Pick every line with "JSON" from the material below.

■ Extracted entries
+++++

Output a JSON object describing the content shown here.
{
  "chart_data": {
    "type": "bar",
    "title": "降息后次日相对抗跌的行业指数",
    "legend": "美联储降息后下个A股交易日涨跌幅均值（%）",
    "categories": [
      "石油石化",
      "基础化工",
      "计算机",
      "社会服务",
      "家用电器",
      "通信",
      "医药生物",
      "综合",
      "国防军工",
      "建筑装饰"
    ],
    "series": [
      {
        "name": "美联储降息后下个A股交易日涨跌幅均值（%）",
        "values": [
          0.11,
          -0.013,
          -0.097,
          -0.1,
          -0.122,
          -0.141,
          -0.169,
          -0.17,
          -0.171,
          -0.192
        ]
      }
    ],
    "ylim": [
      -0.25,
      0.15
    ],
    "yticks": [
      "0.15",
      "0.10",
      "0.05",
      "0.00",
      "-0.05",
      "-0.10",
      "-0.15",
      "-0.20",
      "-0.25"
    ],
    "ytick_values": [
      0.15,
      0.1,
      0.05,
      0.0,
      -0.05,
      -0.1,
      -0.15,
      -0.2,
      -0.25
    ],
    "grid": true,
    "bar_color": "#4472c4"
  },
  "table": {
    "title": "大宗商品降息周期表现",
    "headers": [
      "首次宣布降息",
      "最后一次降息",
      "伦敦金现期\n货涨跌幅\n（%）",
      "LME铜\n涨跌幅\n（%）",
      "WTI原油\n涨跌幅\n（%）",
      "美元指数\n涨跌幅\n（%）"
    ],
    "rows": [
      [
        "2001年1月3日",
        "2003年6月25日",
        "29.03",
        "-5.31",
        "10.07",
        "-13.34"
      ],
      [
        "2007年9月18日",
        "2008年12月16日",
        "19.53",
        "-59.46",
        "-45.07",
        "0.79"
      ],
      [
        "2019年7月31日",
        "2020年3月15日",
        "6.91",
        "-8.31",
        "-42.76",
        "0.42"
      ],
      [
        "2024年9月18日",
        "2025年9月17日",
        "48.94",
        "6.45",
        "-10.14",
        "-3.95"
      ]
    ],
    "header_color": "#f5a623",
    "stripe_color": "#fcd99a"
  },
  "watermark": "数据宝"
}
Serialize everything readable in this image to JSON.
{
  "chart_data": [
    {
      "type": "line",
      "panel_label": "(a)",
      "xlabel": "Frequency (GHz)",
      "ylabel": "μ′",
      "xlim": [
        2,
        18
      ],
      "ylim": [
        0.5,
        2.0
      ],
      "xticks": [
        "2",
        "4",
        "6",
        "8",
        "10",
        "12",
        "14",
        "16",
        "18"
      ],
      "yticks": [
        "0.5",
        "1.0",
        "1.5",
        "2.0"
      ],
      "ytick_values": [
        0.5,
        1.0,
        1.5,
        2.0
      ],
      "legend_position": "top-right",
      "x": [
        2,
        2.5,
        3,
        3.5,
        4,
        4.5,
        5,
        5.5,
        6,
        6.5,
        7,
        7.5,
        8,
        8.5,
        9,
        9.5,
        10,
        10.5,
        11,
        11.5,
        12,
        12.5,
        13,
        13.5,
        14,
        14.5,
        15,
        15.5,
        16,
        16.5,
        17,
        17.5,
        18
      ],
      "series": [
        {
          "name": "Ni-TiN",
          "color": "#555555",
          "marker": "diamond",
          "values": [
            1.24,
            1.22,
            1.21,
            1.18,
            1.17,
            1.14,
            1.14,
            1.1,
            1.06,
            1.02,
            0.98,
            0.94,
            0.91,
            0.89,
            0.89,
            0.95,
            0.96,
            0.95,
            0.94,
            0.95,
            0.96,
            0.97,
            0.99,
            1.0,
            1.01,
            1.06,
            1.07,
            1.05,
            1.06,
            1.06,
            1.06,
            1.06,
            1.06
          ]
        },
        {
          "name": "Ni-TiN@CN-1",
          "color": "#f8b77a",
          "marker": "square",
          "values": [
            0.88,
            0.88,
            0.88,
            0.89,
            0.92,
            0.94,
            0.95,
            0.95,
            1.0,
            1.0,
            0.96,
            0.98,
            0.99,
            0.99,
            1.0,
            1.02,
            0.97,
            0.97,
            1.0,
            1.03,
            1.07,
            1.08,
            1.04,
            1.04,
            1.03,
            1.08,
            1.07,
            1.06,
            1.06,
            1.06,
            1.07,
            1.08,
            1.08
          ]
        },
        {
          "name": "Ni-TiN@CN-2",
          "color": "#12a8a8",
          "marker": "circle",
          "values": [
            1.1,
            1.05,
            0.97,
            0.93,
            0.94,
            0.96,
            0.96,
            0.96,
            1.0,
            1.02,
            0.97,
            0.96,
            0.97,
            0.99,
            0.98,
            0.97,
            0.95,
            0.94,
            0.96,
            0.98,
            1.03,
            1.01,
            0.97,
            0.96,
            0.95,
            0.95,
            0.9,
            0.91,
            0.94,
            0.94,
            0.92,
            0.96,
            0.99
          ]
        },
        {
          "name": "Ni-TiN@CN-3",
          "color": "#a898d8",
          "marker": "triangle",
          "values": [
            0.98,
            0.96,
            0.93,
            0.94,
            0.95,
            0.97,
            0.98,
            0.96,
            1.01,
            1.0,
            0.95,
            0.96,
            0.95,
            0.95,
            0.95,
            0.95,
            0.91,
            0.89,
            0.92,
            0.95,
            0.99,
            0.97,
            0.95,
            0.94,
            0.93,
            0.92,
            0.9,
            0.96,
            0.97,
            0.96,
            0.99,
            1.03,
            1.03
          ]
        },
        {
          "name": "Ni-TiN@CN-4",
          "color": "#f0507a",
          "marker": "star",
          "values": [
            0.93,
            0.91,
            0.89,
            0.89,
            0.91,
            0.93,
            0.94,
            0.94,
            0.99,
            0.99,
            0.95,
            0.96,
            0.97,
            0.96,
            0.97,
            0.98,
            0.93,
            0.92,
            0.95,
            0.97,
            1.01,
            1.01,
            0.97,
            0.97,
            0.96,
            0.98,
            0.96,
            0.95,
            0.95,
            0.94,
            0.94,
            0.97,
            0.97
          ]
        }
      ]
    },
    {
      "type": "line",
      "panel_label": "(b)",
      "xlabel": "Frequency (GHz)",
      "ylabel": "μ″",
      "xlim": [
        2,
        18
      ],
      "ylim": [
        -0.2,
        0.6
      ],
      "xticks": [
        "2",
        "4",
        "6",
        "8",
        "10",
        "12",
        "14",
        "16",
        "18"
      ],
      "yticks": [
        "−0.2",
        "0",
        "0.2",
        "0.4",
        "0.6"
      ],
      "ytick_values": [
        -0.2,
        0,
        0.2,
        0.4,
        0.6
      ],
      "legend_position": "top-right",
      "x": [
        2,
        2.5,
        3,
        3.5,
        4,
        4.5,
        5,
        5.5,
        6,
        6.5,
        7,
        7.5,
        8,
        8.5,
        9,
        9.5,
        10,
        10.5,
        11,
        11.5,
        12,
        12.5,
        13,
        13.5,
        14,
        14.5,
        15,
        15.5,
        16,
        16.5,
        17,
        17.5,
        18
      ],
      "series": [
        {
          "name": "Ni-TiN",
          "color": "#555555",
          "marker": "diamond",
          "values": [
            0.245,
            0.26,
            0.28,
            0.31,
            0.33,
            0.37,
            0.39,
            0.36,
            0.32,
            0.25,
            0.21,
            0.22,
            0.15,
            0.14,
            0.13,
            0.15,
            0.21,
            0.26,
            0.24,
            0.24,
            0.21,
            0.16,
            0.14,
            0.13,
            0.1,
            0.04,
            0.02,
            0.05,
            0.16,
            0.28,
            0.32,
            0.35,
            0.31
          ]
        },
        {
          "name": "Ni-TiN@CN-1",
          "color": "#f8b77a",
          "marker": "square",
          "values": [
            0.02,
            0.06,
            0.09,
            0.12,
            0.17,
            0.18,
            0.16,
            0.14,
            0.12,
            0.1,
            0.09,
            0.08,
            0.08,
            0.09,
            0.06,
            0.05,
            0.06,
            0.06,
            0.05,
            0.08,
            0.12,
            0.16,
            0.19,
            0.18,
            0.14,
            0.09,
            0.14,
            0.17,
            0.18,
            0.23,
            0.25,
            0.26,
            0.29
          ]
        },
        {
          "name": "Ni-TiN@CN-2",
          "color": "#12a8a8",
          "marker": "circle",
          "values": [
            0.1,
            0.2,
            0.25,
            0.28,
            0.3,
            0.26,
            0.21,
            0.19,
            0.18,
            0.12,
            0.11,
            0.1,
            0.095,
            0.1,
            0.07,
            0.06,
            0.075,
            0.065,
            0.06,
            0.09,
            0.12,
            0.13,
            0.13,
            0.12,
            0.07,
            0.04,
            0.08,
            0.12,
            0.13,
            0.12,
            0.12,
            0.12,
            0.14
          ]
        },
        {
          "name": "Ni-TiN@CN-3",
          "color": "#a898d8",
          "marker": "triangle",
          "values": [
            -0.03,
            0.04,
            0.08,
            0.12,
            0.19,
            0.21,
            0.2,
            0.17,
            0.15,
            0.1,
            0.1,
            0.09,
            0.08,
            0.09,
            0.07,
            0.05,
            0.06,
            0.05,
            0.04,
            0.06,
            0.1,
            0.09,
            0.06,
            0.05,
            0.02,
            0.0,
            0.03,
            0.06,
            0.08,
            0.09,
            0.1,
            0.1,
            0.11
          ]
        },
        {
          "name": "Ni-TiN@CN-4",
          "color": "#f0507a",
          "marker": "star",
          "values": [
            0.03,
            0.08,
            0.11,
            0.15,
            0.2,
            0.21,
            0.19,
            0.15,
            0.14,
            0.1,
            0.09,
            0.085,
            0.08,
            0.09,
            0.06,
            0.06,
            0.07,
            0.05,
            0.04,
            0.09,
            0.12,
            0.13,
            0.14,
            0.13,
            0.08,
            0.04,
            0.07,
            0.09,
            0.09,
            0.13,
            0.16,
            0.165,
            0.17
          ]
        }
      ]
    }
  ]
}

+++++

■ Answer to this exercise
Output a JSON object describing the content shown here.
Serialize everything readable in this image to JSON.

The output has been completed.